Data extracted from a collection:
######
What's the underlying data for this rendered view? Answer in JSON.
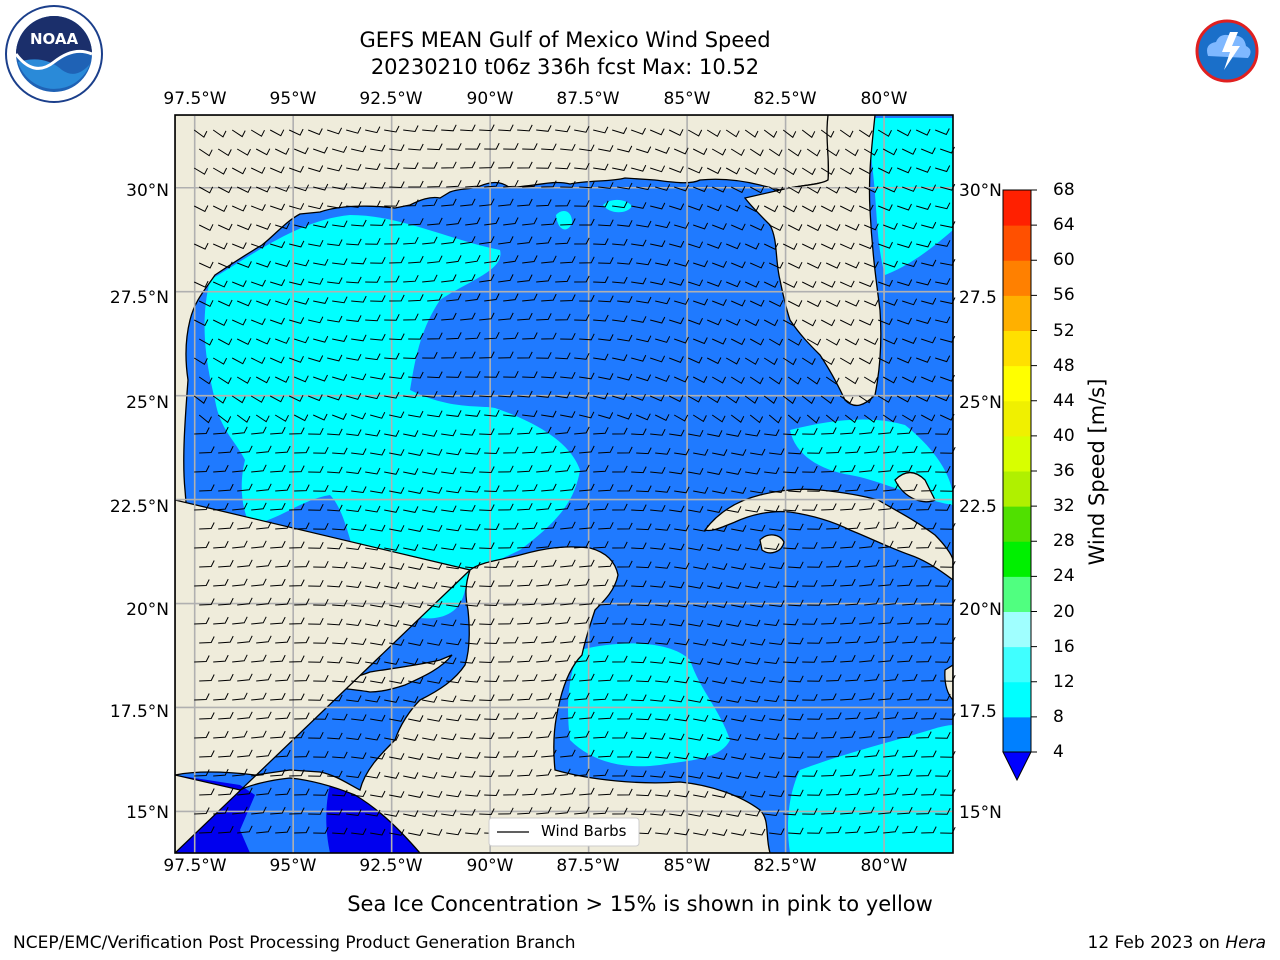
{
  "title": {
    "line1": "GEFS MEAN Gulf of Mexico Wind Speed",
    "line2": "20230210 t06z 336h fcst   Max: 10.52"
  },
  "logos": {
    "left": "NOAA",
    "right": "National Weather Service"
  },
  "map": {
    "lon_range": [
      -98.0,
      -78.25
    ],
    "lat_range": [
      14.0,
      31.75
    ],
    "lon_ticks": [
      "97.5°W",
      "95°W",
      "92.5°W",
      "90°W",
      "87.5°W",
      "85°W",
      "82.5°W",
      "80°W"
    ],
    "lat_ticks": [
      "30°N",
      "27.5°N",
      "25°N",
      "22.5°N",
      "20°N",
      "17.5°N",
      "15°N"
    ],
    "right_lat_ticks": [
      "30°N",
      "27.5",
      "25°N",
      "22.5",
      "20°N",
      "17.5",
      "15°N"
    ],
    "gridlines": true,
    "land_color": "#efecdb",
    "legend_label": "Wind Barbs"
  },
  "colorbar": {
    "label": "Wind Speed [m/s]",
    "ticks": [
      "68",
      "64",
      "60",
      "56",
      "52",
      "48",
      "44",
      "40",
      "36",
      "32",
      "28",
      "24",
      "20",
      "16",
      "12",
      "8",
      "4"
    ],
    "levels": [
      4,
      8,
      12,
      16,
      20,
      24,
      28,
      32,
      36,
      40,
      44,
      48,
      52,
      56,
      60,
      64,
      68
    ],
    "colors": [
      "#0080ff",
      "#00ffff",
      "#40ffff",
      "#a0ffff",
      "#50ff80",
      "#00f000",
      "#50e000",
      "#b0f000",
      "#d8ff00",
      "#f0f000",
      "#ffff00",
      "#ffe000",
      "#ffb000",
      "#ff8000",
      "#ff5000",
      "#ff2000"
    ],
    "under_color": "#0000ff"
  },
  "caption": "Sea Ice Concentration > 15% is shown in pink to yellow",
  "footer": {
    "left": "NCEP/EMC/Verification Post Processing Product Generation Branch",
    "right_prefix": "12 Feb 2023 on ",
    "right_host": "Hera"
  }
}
######
Write out the data precisely as given, excluding the pictures.

What's the underlying data for this rendered view? Answer in JSON.
{
  "title": {
    "line1": "GEFS MEAN Gulf of Mexico Wind Speed",
    "line2": "20230210 t06z 336h fcst   Max: 10.52"
  },
  "logos": {
    "left": "NOAA",
    "right": "National Weather Service"
  },
  "map": {
    "lon_range": [
      -98.0,
      -78.25
    ],
    "lat_range": [
      14.0,
      31.75
    ],
    "lon_ticks": [
      "97.5°W",
      "95°W",
      "92.5°W",
      "90°W",
      "87.5°W",
      "85°W",
      "82.5°W",
      "80°W"
    ],
    "lat_ticks": [
      "30°N",
      "27.5°N",
      "25°N",
      "22.5°N",
      "20°N",
      "17.5°N",
      "15°N"
    ],
    "right_lat_ticks": [
      "30°N",
      "27.5",
      "25°N",
      "22.5",
      "20°N",
      "17.5",
      "15°N"
    ],
    "gridlines": true,
    "land_color": "#efecdb",
    "legend_label": "Wind Barbs"
  },
  "colorbar": {
    "label": "Wind Speed [m/s]",
    "ticks": [
      "68",
      "64",
      "60",
      "56",
      "52",
      "48",
      "44",
      "40",
      "36",
      "32",
      "28",
      "24",
      "20",
      "16",
      "12",
      "8",
      "4"
    ],
    "levels": [
      4,
      8,
      12,
      16,
      20,
      24,
      28,
      32,
      36,
      40,
      44,
      48,
      52,
      56,
      60,
      64,
      68
    ],
    "colors": [
      "#0080ff",
      "#00ffff",
      "#40ffff",
      "#a0ffff",
      "#50ff80",
      "#00f000",
      "#50e000",
      "#b0f000",
      "#d8ff00",
      "#f0f000",
      "#ffff00",
      "#ffe000",
      "#ffb000",
      "#ff8000",
      "#ff5000",
      "#ff2000"
    ],
    "under_color": "#0000ff"
  },
  "caption": "Sea Ice Concentration > 15% is shown in pink to yellow",
  "footer": {
    "left": "NCEP/EMC/Verification Post Processing Product Generation Branch",
    "right_prefix": "12 Feb 2023 on ",
    "right_host": "Hera"
  }
}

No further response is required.